== GIVEN REQUEST ==
Every entry should be repeated exactly. Omit the pictures.

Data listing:
** Begin **

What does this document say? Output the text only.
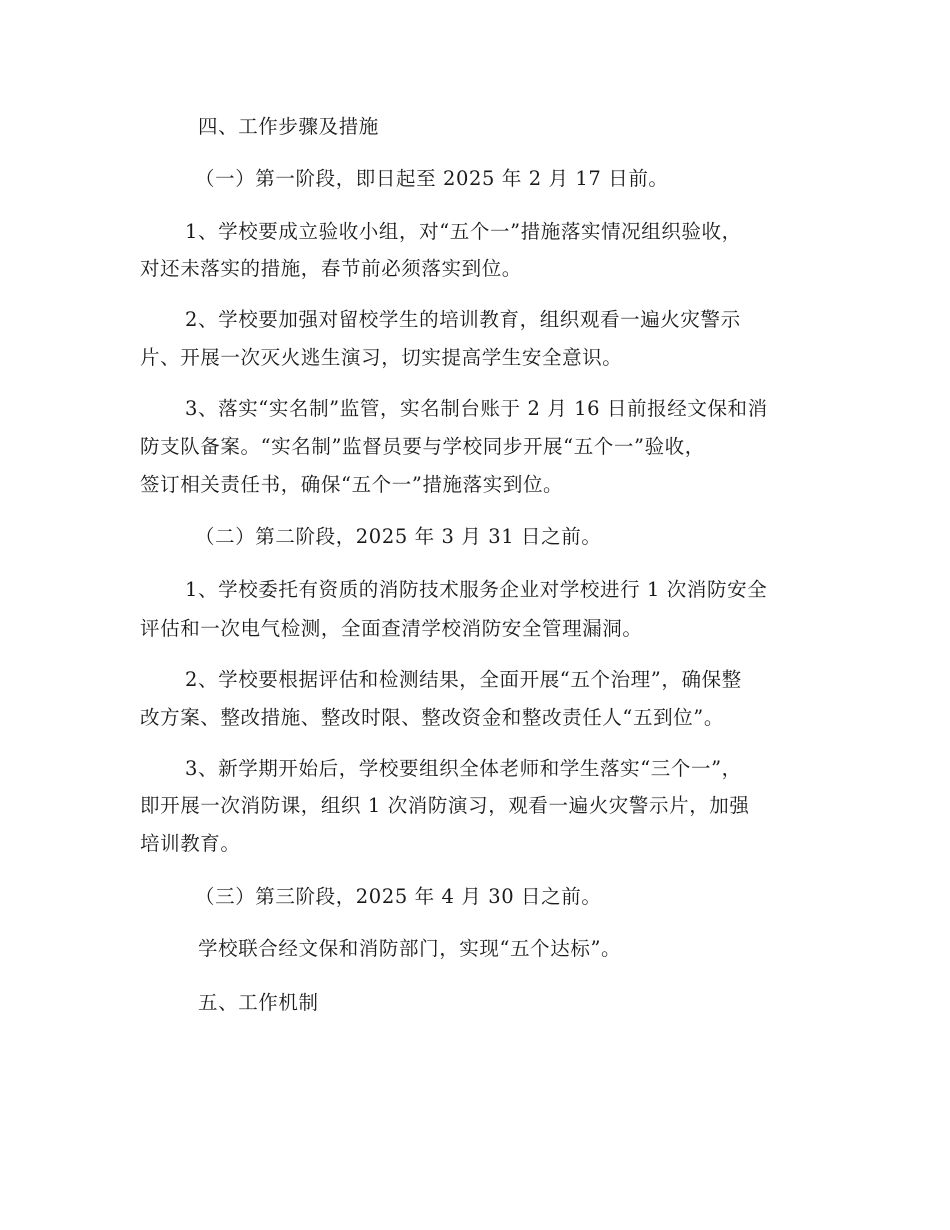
四、工作步骤及措施
（一）第一阶段，即日起至 2025 年 2 月 17 日前。
1、学校要成立验收小组，对“五个一”措施落实情况组织验收，
对还未落实的措施，春节前必须落实到位。
2、学校要加强对留校学生的培训教育，组织观看一遍火灾警示
片、开展一次灭火逃生演习，切实提高学生安全意识。
3、落实“实名制”监管，实名制台账于 2 月 16 日前报经文保和消
防支队备案。“实名制”监督员要与学校同步开展“五个一”验收，
签订相关责任书，确保“五个一”措施落实到位。
（二）第二阶段，2025 年 3 月 31 日之前。
1、学校委托有资质的消防技术服务企业对学校进行 1 次消防安全
评估和一次电气检测，全面查清学校消防安全管理漏洞。
2、学校要根据评估和检测结果，全面开展“五个治理”，确保整
改方案、整改措施、整改时限、整改资金和整改责任人“五到位”。
3、新学期开始后，学校要组织全体老师和学生落实“三个一”，
即开展一次消防课，组织 1 次消防演习，观看一遍火灾警示片，加强
培训教育。
（三）第三阶段，2025 年 4 月 30 日之前。
学校联合经文保和消防部门，实现“五个达标”。
五、工作机制
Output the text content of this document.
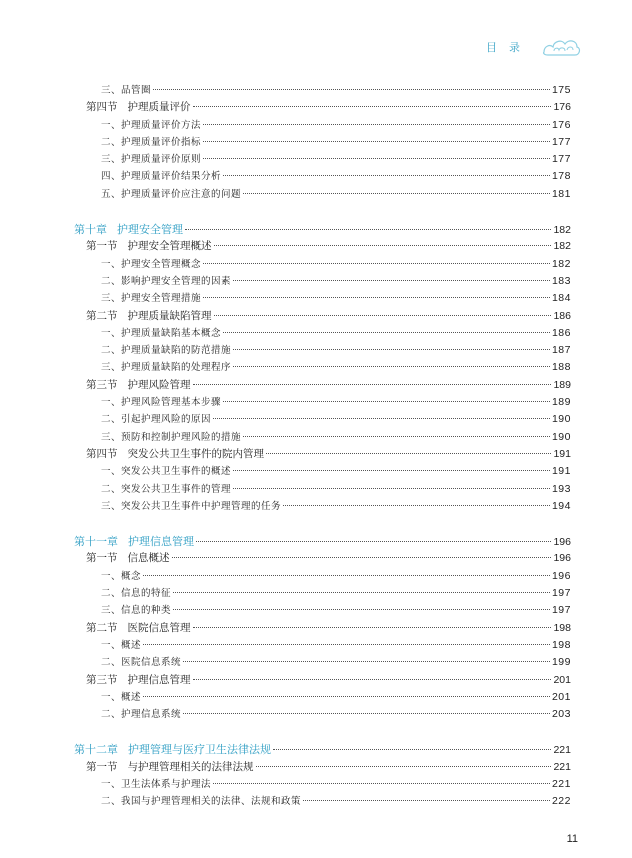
目录
三、品管圈	175
第四节 护理质量评价	176
一、护理质量评价方法	176
二、护理质量评价指标	177
三、护理质量评价原则	177
四、护理质量评价结果分析	178
五、护理质量评价应注意的问题	181
第十章 护理安全管理	182
第一节 护理安全管理概述	182
一、护理安全管理概念	182
二、影响护理安全管理的因素	183
三、护理安全管理措施	184
第二节 护理质量缺陷管理	186
一、护理质量缺陷基本概念	186
二、护理质量缺陷的防范措施	187
三、护理质量缺陷的处理程序	188
第三节 护理风险管理	189
一、护理风险管理基本步骤	189
二、引起护理风险的原因	190
三、预防和控制护理风险的措施	190
第四节 突发公共卫生事件的院内管理	191
一、突发公共卫生事件的概述	191
二、突发公共卫生事件的管理	193
三、突发公共卫生事件中护理管理的任务	194
第十一章 护理信息管理	196
第一节 信息概述	196
一、概念	196
二、信息的特征	197
三、信息的种类	197
第二节 医院信息管理	198
一、概述	198
二、医院信息系统	199
第三节 护理信息管理	201
一、概述	201
二、护理信息系统	203
第十二章 护理管理与医疗卫生法律法规	221
第一节 与护理管理相关的法律法规	221
一、卫生法体系与护理法	221
二、我国与护理管理相关的法律、法规和政策	222
11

** End **

== EXERCISE RESPONSE ==
What does this document say? Output the text only.
四、工作步骤及措施
（一）第一阶段，即日起至 2025 年 2 月 17 日前。
1、学校要成立验收小组，对“五个一”措施落实情况组织验收，
对还未落实的措施，春节前必须落实到位。
2、学校要加强对留校学生的培训教育，组织观看一遍火灾警示
片、开展一次灭火逃生演习，切实提高学生安全意识。
3、落实“实名制”监管，实名制台账于 2 月 16 日前报经文保和消
防支队备案。“实名制”监督员要与学校同步开展“五个一”验收，
签订相关责任书，确保“五个一”措施落实到位。
（二）第二阶段，2025 年 3 月 31 日之前。
1、学校委托有资质的消防技术服务企业对学校进行 1 次消防安全
评估和一次电气检测，全面查清学校消防安全管理漏洞。
2、学校要根据评估和检测结果，全面开展“五个治理”，确保整
改方案、整改措施、整改时限、整改资金和整改责任人“五到位”。
3、新学期开始后，学校要组织全体老师和学生落实“三个一”，
即开展一次消防课，组织 1 次消防演习，观看一遍火灾警示片，加强
培训教育。
（三）第三阶段，2025 年 4 月 30 日之前。
学校联合经文保和消防部门，实现“五个达标”。
五、工作机制
Output the text content of this document.
目录
三、品管圈	175
第四节 护理质量评价	176
一、护理质量评价方法	176
二、护理质量评价指标	177
三、护理质量评价原则	177
四、护理质量评价结果分析	178
五、护理质量评价应注意的问题	181
第十章 护理安全管理	182
第一节 护理安全管理概述	182
一、护理安全管理概念	182
二、影响护理安全管理的因素	183
三、护理安全管理措施	184
第二节 护理质量缺陷管理	186
一、护理质量缺陷基本概念	186
二、护理质量缺陷的防范措施	187
三、护理质量缺陷的处理程序	188
第三节 护理风险管理	189
一、护理风险管理基本步骤	189
二、引起护理风险的原因	190
三、预防和控制护理风险的措施	190
第四节 突发公共卫生事件的院内管理	191
一、突发公共卫生事件的概述	191
二、突发公共卫生事件的管理	193
三、突发公共卫生事件中护理管理的任务	194
第十一章 护理信息管理	196
第一节 信息概述	196
一、概念	196
二、信息的特征	197
三、信息的种类	197
第二节 医院信息管理	198
一、概述	198
二、医院信息系统	199
第三节 护理信息管理	201
一、概述	201
二、护理信息系统	203
第十二章 护理管理与医疗卫生法律法规	221
第一节 与护理管理相关的法律法规	221
一、卫生法体系与护理法	221
二、我国与护理管理相关的法律、法规和政策	222
11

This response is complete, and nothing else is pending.